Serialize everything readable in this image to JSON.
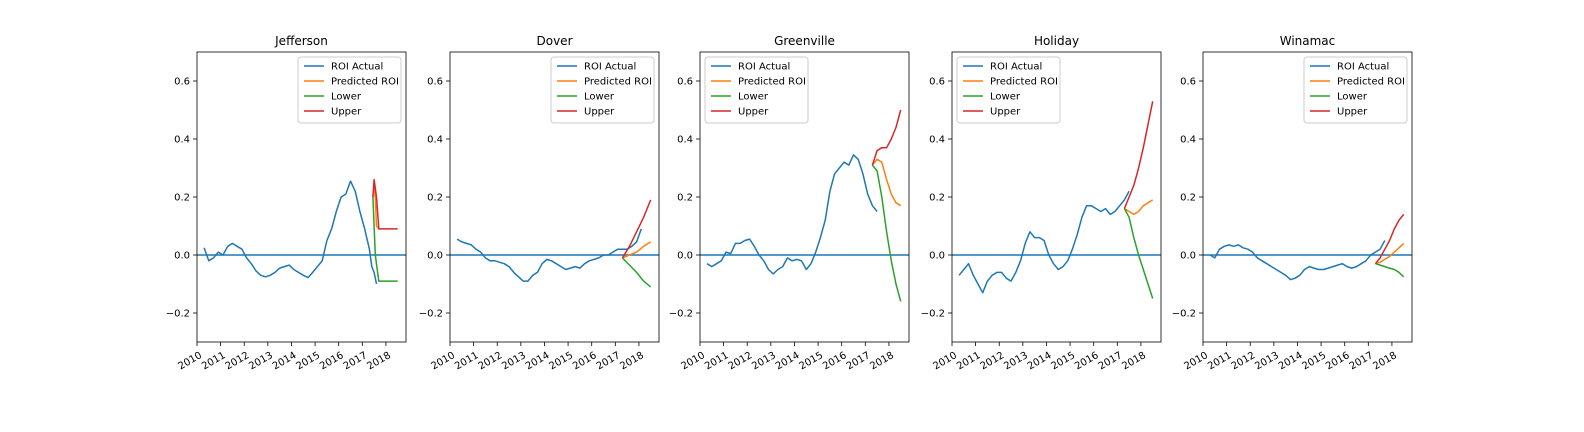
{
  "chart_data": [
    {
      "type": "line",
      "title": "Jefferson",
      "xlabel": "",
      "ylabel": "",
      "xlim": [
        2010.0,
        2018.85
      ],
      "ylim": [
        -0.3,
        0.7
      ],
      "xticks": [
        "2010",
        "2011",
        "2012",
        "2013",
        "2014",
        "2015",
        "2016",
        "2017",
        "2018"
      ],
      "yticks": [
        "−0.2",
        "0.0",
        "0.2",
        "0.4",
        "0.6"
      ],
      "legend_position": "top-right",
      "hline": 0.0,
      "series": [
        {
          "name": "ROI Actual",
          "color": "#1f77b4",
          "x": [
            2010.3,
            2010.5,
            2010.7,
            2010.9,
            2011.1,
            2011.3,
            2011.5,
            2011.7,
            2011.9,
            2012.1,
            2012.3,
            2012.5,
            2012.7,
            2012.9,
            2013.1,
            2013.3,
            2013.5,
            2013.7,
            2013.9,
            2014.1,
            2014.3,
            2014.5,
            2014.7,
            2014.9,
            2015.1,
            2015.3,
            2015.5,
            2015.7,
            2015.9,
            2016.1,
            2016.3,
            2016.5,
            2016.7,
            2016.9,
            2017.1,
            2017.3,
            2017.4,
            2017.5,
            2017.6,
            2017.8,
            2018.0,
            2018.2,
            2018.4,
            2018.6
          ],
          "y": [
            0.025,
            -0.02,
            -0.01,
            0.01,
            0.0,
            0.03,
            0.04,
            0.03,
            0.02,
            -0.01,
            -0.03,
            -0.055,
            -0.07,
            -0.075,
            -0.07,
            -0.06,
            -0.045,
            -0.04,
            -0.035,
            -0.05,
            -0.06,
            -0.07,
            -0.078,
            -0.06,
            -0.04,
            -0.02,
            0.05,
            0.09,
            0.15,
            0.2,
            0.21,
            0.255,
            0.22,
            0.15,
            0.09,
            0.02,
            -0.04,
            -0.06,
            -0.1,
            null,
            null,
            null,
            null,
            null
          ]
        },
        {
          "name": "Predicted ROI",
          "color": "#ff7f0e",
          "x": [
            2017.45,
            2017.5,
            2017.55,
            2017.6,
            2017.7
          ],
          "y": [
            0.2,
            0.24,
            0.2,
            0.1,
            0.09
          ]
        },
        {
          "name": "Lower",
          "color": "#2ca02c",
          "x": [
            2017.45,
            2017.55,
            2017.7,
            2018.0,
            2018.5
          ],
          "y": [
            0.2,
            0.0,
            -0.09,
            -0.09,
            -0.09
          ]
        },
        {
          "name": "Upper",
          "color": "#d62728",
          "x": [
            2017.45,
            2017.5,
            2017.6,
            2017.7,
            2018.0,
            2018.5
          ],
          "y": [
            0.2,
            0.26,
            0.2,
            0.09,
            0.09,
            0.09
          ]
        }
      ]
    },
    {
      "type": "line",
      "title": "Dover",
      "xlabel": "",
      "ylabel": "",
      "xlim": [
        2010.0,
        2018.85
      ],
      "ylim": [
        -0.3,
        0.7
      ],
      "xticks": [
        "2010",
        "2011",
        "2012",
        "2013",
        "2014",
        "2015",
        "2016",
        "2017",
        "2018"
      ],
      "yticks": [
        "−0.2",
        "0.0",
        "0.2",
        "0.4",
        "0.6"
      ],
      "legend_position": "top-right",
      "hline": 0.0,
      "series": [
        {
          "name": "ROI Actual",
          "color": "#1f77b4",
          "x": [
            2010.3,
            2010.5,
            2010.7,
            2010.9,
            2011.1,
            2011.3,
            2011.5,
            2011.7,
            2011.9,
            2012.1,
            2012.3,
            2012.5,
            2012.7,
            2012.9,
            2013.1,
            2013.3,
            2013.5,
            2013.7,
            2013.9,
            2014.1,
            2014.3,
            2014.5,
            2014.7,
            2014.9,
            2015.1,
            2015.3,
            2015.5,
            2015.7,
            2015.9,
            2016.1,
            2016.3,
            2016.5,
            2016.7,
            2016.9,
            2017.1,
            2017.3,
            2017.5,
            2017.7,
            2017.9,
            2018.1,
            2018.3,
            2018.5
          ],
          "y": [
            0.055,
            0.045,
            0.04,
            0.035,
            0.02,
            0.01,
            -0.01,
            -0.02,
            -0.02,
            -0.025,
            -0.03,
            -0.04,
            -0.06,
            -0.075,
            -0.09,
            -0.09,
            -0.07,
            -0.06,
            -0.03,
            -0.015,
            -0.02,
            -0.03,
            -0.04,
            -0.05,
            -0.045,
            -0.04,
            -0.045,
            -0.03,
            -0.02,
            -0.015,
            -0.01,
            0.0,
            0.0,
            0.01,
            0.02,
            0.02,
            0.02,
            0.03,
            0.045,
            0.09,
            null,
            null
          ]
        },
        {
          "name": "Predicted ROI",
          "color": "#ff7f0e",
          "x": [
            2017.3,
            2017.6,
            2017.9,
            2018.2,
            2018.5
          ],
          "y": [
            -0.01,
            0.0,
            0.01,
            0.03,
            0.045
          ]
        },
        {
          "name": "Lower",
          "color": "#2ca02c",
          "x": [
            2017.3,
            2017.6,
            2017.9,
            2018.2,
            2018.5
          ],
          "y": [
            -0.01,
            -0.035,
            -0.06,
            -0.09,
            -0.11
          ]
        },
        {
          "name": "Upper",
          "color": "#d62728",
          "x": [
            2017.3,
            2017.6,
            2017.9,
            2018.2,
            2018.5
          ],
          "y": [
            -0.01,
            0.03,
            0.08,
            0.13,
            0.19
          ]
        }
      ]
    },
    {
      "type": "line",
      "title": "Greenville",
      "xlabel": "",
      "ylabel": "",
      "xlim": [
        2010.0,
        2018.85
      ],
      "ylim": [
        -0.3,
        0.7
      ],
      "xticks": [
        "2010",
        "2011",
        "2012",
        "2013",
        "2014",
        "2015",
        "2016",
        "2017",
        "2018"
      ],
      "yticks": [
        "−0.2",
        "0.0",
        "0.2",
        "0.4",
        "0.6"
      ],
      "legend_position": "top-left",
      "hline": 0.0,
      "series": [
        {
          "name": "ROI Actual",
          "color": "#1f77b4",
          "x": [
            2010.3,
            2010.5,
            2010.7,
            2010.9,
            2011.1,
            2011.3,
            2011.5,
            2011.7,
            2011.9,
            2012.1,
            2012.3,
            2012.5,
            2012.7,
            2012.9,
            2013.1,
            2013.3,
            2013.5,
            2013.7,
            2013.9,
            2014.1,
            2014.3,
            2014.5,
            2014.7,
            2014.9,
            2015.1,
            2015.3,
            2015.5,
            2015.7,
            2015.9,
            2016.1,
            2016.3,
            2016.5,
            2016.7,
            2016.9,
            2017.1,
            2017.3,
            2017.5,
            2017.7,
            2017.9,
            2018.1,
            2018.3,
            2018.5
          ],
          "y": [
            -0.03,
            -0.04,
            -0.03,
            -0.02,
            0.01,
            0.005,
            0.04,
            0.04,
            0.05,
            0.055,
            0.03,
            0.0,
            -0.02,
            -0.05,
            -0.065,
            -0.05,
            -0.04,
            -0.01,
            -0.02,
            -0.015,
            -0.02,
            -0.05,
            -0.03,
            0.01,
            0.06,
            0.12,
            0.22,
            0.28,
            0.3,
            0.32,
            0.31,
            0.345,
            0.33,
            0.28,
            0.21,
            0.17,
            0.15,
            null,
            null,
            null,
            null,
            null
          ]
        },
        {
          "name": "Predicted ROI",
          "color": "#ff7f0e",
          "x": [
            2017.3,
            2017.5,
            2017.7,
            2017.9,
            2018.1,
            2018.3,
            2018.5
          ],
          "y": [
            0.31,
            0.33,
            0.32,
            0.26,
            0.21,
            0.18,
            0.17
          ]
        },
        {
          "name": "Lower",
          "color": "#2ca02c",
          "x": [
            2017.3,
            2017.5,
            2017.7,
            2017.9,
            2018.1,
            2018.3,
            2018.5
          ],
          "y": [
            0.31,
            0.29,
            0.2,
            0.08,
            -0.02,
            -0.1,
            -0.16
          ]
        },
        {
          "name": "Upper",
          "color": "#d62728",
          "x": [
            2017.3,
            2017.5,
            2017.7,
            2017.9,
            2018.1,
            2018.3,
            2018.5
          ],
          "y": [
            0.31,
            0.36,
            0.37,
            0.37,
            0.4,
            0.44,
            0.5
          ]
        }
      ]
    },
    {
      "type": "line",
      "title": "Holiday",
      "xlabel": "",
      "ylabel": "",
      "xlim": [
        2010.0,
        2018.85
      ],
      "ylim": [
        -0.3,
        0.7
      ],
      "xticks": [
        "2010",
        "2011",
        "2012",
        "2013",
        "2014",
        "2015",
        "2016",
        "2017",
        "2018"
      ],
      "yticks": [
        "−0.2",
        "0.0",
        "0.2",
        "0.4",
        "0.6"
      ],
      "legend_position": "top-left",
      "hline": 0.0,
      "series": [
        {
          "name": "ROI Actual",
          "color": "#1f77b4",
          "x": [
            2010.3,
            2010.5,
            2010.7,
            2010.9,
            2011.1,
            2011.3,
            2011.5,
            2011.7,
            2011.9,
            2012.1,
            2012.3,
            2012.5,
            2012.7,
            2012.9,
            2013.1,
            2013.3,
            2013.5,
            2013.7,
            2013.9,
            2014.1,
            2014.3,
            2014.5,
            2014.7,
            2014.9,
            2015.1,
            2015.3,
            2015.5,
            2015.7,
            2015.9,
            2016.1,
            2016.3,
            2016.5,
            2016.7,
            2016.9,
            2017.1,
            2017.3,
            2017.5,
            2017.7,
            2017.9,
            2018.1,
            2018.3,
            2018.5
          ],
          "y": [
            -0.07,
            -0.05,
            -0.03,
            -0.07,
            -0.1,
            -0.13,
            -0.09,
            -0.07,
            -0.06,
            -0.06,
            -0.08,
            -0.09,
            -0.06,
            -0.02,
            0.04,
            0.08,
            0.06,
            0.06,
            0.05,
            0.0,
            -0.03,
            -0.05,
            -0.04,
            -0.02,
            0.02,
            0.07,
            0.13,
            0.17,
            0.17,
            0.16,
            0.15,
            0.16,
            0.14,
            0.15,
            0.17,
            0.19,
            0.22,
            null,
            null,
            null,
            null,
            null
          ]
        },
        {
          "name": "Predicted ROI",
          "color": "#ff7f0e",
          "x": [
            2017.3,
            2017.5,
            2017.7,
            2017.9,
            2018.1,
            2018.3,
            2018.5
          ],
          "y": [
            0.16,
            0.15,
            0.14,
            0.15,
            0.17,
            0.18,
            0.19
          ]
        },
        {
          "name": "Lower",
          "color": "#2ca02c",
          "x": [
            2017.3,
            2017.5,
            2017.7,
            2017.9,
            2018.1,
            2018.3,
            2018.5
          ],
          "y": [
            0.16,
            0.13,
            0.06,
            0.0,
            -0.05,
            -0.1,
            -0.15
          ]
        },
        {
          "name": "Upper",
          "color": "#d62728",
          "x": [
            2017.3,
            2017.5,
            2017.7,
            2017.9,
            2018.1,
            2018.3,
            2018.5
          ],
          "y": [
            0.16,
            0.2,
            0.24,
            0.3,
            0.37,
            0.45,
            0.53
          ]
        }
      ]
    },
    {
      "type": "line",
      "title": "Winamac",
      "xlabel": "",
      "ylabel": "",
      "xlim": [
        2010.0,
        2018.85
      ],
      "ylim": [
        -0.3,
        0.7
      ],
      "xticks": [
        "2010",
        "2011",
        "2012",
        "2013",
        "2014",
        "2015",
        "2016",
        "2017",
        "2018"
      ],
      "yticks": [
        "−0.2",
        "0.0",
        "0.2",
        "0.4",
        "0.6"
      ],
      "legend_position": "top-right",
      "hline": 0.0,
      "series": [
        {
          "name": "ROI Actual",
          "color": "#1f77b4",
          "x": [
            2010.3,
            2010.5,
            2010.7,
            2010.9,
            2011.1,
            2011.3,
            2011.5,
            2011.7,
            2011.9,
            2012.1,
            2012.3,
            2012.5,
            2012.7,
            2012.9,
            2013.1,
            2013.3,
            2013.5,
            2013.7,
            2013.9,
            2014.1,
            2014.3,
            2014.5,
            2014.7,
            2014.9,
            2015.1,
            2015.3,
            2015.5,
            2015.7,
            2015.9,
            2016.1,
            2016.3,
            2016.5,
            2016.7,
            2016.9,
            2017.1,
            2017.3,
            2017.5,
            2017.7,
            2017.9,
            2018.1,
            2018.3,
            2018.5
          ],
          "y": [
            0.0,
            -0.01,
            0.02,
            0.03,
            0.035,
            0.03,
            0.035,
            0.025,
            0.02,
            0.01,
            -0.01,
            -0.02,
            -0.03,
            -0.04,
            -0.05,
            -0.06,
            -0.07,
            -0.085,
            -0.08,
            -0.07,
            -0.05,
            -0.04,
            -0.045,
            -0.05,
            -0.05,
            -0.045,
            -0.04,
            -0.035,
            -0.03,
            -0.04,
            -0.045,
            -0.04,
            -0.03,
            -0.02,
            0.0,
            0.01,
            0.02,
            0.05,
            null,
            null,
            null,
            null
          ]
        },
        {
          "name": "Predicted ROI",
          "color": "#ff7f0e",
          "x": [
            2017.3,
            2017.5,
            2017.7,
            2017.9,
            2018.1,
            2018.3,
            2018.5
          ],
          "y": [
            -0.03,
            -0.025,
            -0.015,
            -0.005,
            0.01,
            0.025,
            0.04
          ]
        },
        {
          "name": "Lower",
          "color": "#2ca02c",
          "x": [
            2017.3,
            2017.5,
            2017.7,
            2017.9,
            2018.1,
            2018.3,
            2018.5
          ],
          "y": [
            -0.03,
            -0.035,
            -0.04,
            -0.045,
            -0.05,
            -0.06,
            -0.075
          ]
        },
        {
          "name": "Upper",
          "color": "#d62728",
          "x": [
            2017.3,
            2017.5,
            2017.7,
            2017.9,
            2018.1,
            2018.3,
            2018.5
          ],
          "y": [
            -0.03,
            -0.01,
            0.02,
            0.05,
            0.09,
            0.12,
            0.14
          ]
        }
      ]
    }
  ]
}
____
• Work to complete
How many lines of the data hold the string "title"? Reply with the number alone.

• Answer for this exercise
5